GIVEN EXERCISE =>
Skip any picture you find and retype all the remaining lines exactly.

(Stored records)

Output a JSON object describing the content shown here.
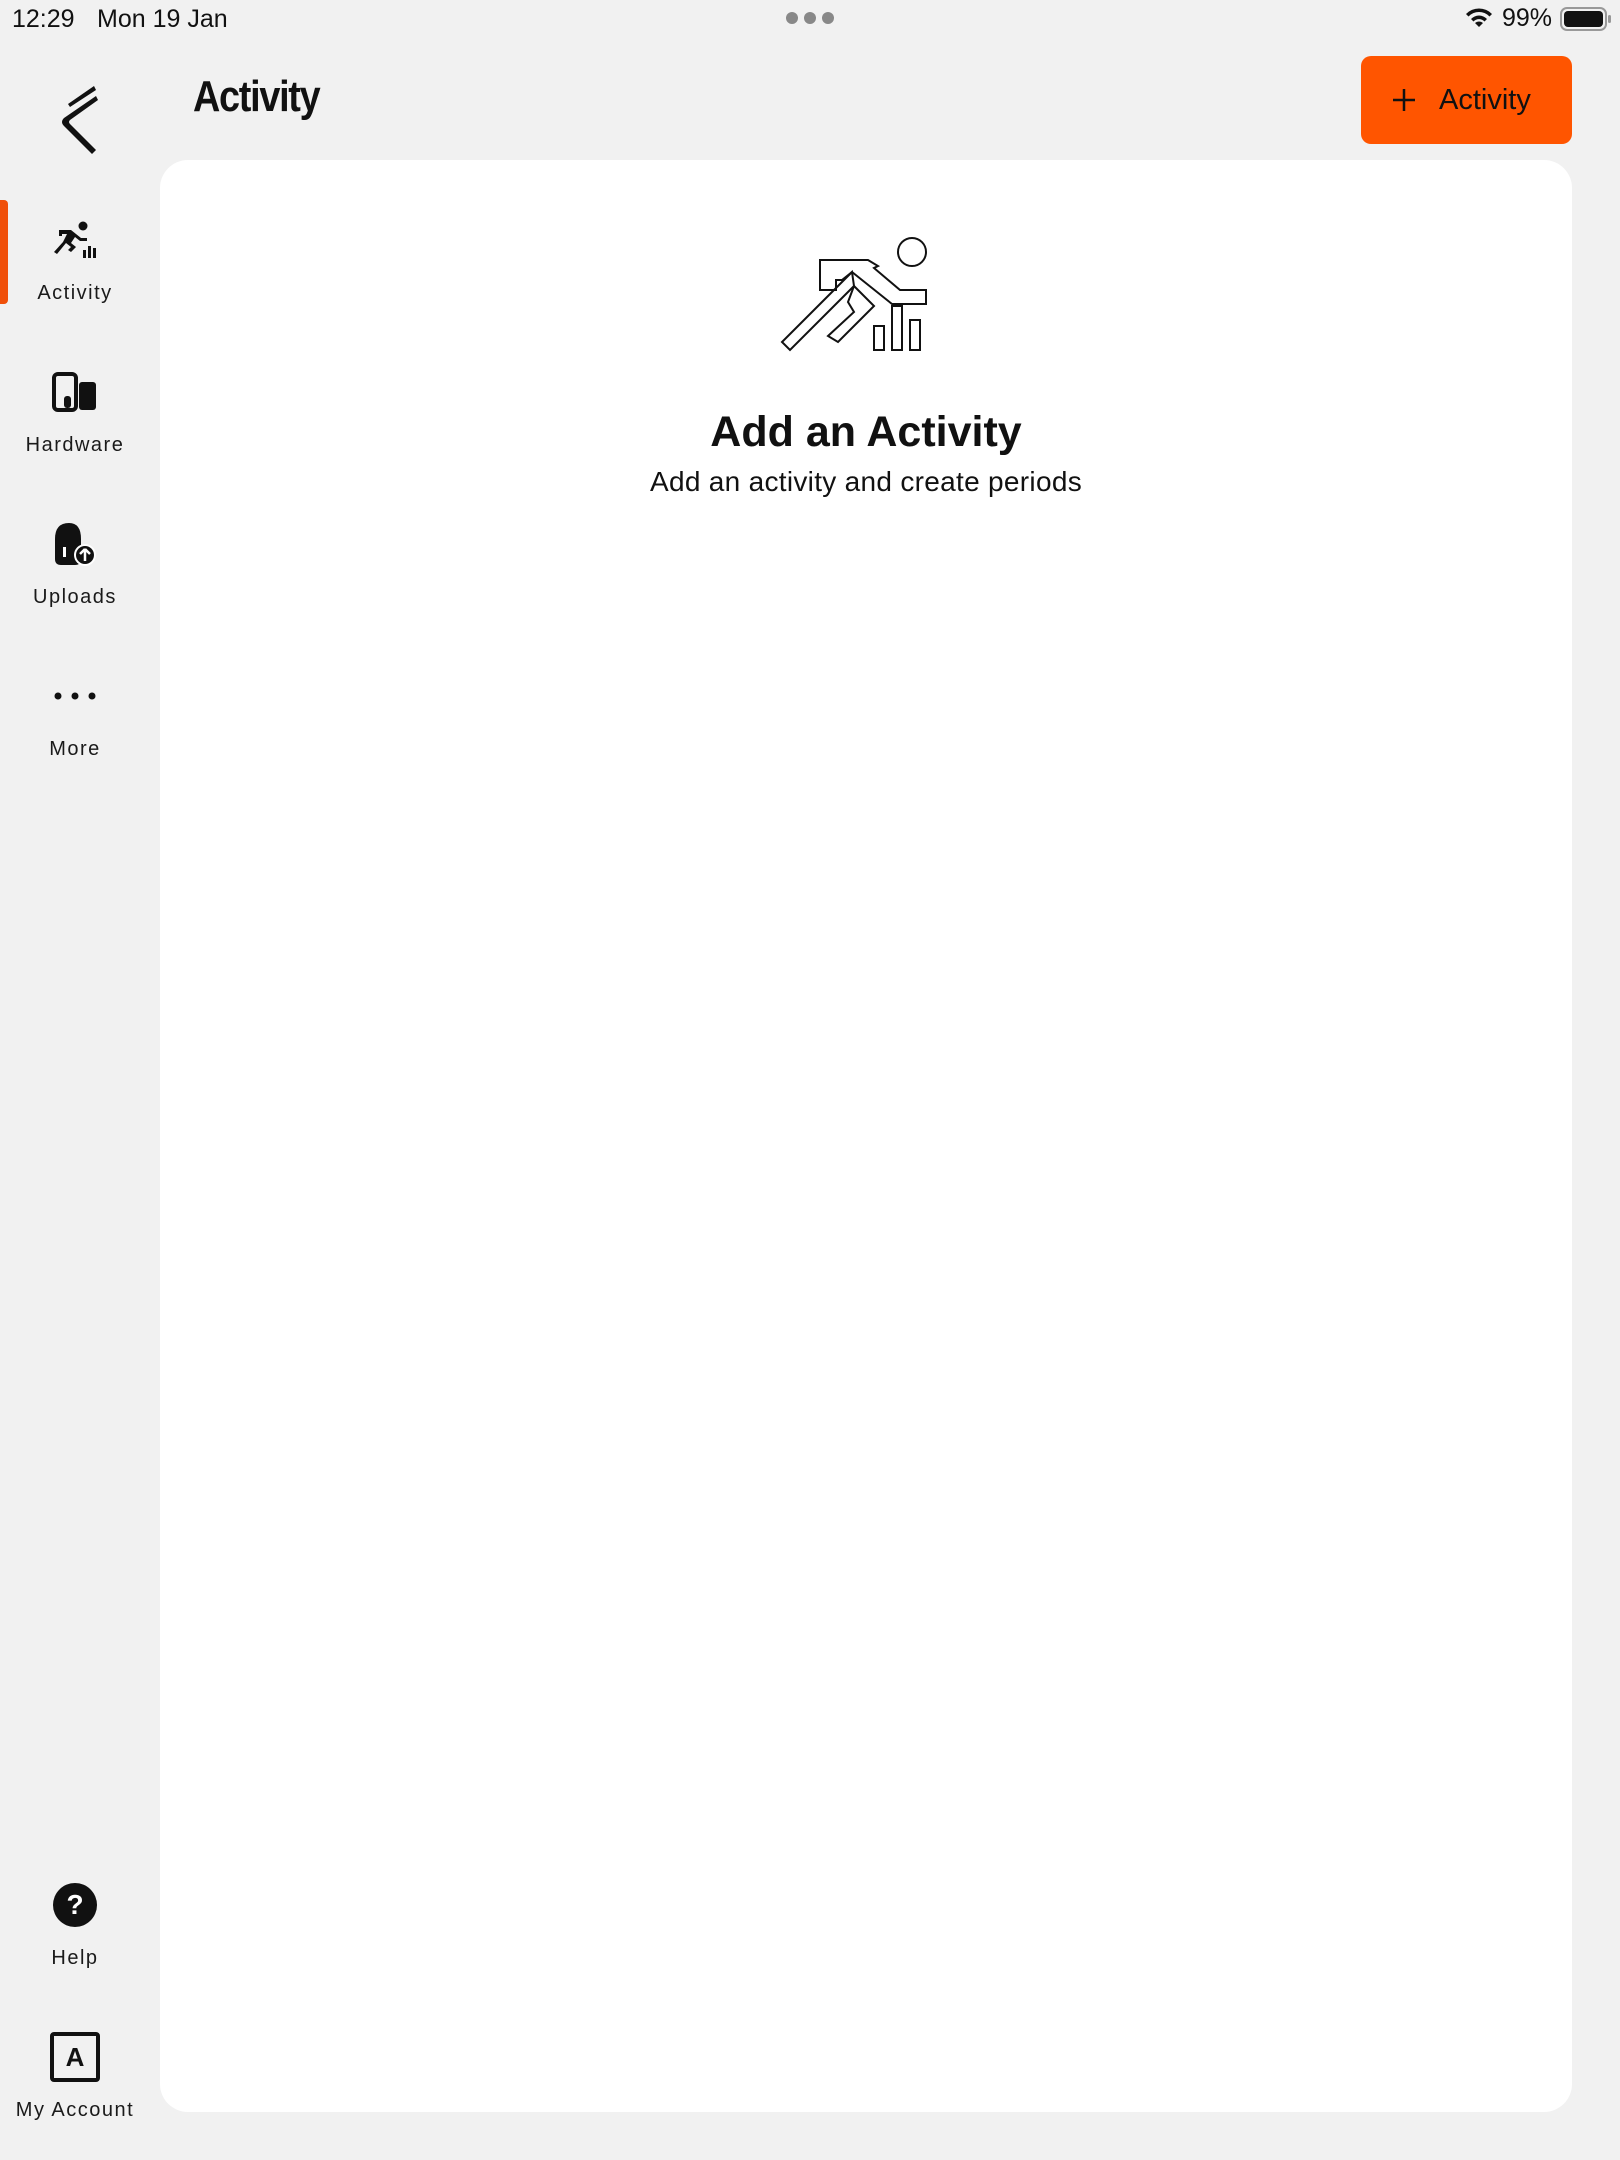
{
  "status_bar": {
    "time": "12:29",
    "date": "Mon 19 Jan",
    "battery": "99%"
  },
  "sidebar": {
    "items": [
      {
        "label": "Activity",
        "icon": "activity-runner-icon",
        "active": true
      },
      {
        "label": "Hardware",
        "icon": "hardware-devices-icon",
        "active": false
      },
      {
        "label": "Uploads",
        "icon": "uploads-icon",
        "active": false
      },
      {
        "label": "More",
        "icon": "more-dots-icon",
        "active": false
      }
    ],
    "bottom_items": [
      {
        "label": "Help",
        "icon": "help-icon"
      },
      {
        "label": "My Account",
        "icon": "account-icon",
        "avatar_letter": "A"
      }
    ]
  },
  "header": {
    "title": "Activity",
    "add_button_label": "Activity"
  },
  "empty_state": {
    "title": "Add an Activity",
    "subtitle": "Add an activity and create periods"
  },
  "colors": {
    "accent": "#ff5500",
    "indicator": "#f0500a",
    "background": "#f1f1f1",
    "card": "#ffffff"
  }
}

FINAL ANSWER =>
Output a JSON object describing the content shown here.
{
  "status_bar": {
    "time": "12:29",
    "date": "Mon 19 Jan",
    "battery": "99%"
  },
  "sidebar": {
    "items": [
      {
        "label": "Activity",
        "icon": "activity-runner-icon",
        "active": true
      },
      {
        "label": "Hardware",
        "icon": "hardware-devices-icon",
        "active": false
      },
      {
        "label": "Uploads",
        "icon": "uploads-icon",
        "active": false
      },
      {
        "label": "More",
        "icon": "more-dots-icon",
        "active": false
      }
    ],
    "bottom_items": [
      {
        "label": "Help",
        "icon": "help-icon"
      },
      {
        "label": "My Account",
        "icon": "account-icon",
        "avatar_letter": "A"
      }
    ]
  },
  "header": {
    "title": "Activity",
    "add_button_label": "Activity"
  },
  "empty_state": {
    "title": "Add an Activity",
    "subtitle": "Add an activity and create periods"
  },
  "colors": {
    "accent": "#ff5500",
    "indicator": "#f0500a",
    "background": "#f1f1f1",
    "card": "#ffffff"
  }
}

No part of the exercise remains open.